• **Material supplied**:
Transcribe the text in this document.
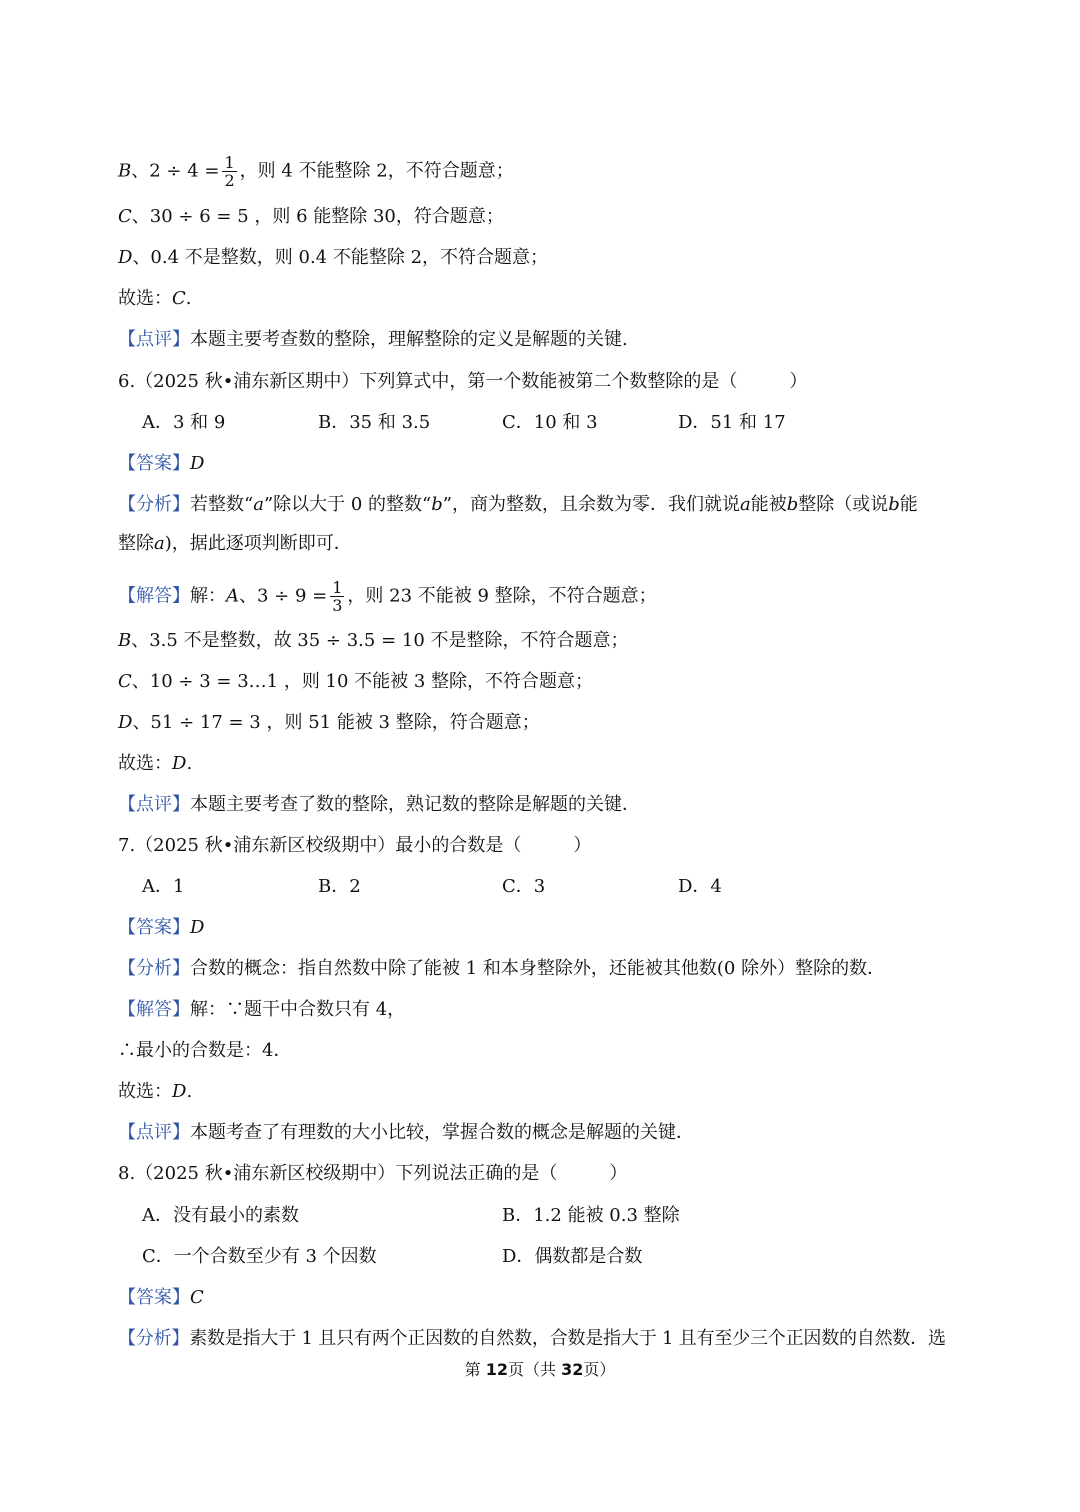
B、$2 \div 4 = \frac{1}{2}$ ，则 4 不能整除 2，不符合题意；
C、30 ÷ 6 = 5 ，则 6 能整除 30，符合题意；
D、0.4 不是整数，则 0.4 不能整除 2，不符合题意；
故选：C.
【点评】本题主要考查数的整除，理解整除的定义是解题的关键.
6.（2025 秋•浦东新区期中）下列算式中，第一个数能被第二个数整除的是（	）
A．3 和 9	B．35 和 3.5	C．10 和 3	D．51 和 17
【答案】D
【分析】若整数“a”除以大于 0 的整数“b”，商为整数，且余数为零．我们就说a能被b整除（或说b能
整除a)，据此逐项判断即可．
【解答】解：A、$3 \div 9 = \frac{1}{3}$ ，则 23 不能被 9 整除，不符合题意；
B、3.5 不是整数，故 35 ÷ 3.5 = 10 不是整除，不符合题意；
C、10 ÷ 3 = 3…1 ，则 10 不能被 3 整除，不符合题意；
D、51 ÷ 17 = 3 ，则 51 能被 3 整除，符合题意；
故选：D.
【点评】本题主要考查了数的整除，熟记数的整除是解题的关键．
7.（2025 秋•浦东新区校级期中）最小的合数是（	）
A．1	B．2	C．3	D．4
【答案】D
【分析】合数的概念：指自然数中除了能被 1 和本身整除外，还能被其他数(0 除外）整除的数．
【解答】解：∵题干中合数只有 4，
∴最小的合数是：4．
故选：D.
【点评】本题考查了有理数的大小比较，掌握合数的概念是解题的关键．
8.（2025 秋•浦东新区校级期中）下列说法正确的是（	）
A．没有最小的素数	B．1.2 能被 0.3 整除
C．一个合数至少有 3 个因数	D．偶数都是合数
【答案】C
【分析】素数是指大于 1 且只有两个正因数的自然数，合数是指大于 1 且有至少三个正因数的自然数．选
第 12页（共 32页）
--
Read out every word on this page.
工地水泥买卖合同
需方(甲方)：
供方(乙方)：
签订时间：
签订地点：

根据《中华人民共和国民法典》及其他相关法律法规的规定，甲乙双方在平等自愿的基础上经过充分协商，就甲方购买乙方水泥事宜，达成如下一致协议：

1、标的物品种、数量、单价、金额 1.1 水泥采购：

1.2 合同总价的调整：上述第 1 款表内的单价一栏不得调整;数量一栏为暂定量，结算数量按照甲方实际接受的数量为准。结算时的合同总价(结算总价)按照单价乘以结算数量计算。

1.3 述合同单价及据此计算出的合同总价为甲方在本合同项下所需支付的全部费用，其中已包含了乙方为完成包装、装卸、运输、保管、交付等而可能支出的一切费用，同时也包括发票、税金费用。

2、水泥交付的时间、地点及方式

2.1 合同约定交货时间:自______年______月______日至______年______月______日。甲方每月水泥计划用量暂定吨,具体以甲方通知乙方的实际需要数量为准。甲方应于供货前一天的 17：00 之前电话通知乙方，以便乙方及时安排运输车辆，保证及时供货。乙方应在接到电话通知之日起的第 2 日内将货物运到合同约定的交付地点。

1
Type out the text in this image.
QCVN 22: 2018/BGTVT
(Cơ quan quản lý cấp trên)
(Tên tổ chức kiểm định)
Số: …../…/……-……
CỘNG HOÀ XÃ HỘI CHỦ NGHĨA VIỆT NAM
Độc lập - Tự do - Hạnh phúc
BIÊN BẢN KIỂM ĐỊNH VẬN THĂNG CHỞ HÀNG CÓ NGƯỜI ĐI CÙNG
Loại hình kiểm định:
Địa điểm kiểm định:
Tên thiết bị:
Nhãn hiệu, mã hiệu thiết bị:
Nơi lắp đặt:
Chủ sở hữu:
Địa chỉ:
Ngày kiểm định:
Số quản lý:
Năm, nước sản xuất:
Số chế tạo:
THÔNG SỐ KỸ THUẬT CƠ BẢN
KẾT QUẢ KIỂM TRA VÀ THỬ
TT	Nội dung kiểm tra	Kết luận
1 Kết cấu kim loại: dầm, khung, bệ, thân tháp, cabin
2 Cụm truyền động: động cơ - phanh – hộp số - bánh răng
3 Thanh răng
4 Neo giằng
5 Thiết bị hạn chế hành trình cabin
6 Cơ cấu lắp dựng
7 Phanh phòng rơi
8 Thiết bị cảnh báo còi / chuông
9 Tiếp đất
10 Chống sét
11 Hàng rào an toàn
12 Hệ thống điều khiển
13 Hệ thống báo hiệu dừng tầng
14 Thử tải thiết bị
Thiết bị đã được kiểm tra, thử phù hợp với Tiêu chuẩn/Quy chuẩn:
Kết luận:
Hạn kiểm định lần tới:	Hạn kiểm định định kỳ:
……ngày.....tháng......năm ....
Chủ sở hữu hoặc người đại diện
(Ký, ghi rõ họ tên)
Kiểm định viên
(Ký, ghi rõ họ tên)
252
...
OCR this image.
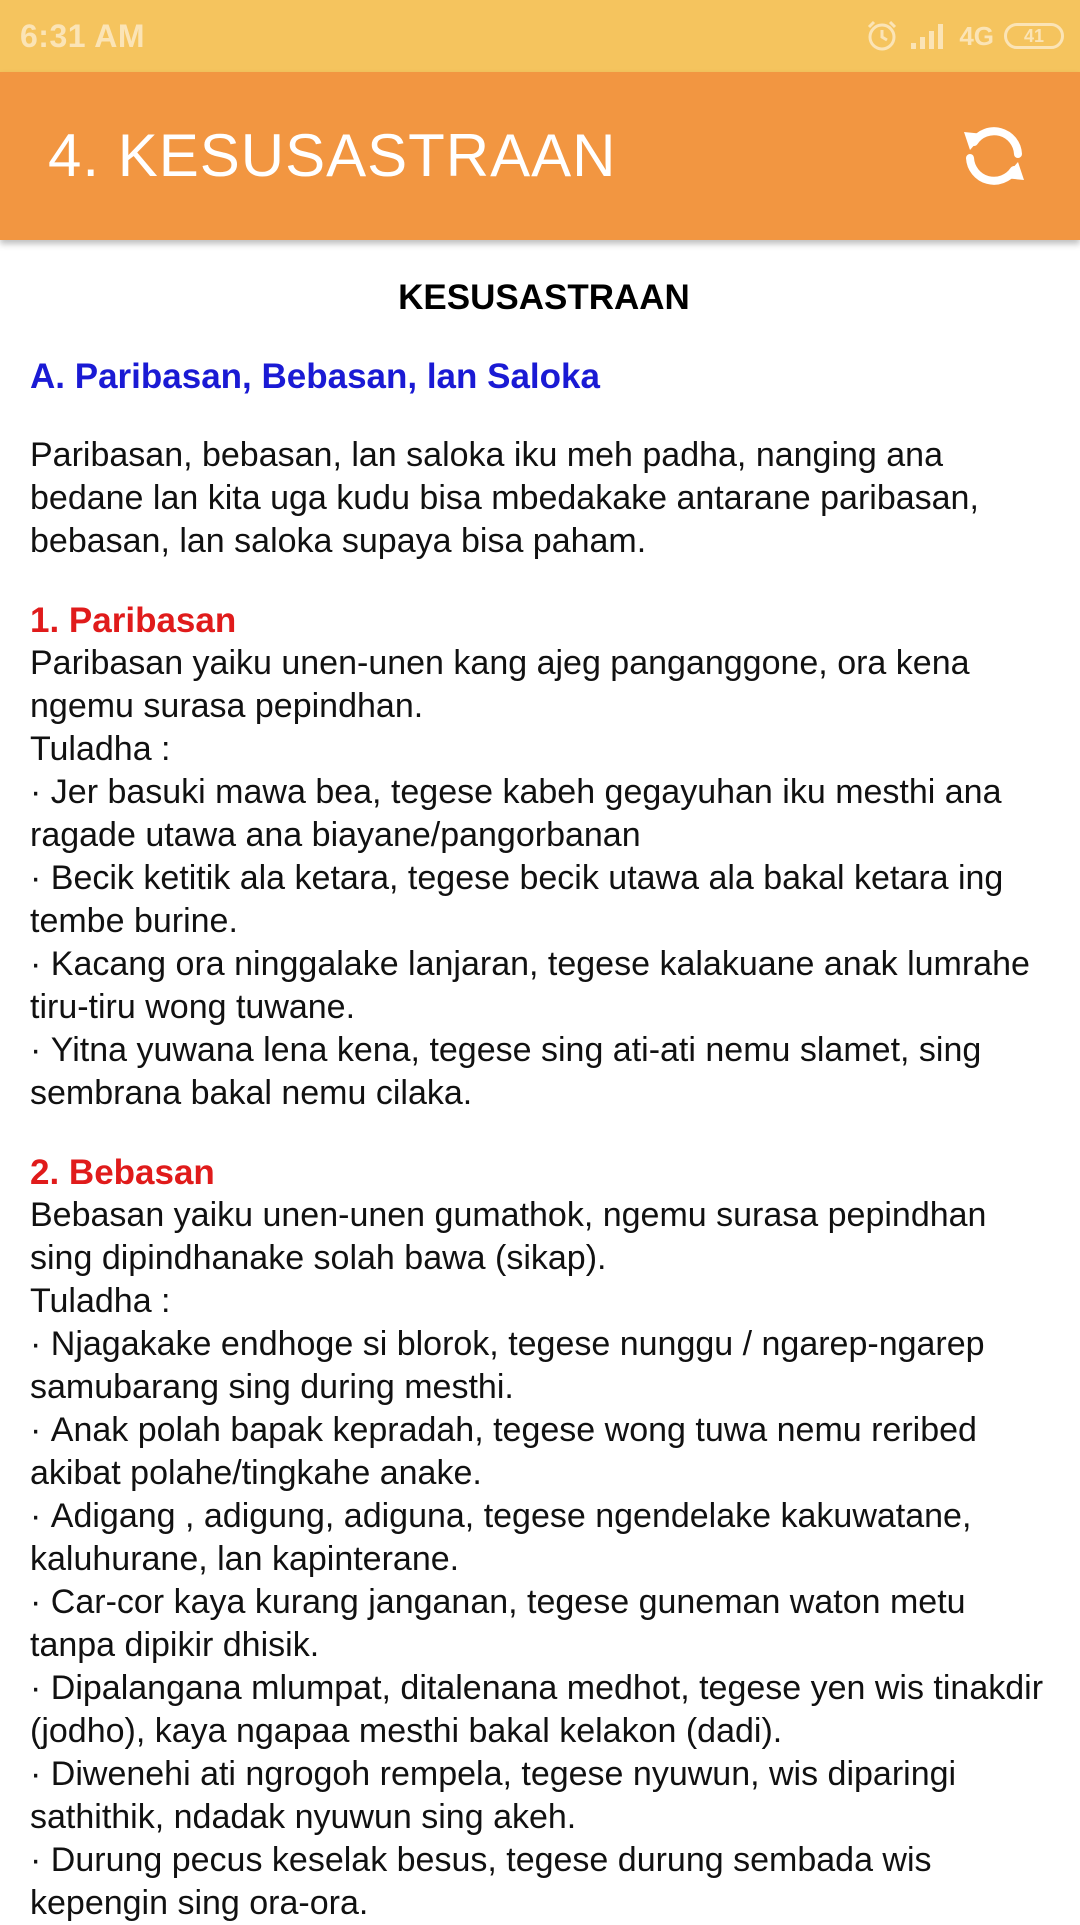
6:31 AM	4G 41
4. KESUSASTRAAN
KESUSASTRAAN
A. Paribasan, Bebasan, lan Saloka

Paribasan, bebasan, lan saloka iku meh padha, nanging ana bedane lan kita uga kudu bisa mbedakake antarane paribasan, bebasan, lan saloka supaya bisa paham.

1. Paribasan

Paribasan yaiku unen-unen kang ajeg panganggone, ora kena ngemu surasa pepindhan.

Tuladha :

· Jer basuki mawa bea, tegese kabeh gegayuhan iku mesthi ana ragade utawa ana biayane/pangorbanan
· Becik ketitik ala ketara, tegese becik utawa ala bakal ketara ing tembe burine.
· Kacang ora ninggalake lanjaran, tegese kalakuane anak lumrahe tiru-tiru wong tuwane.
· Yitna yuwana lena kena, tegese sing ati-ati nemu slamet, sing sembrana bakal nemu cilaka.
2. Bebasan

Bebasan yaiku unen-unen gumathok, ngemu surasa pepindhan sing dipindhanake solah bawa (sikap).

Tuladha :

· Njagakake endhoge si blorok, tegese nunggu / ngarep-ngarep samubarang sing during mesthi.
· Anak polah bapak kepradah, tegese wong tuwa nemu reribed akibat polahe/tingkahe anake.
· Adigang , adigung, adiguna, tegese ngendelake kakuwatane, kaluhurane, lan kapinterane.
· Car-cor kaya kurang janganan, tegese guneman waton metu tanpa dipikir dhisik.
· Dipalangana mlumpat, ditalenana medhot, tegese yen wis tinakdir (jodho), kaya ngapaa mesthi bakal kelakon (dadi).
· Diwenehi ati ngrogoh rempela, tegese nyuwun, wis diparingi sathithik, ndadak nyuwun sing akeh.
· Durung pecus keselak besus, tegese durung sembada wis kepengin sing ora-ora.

• **Task goal**:
Find each line holding the string "不符合题意" and copy it out.

• **Solution to this exercise**:
B、$2 \div 4 = \frac{1}{2}$ ，则 4 不能整除 2，不符合题意；
D、0.4 不是整数，则 0.4 不能整除 2，不符合题意；
【解答】解：A、$3 \div 9 = \frac{1}{3}$ ，则 23 不能被 9 整除，不符合题意；
B、3.5 不是整数，故 35 ÷ 3.5 = 10 不是整除，不符合题意；
C、10 ÷ 3 = 3…1 ，则 10 不能被 3 整除，不符合题意；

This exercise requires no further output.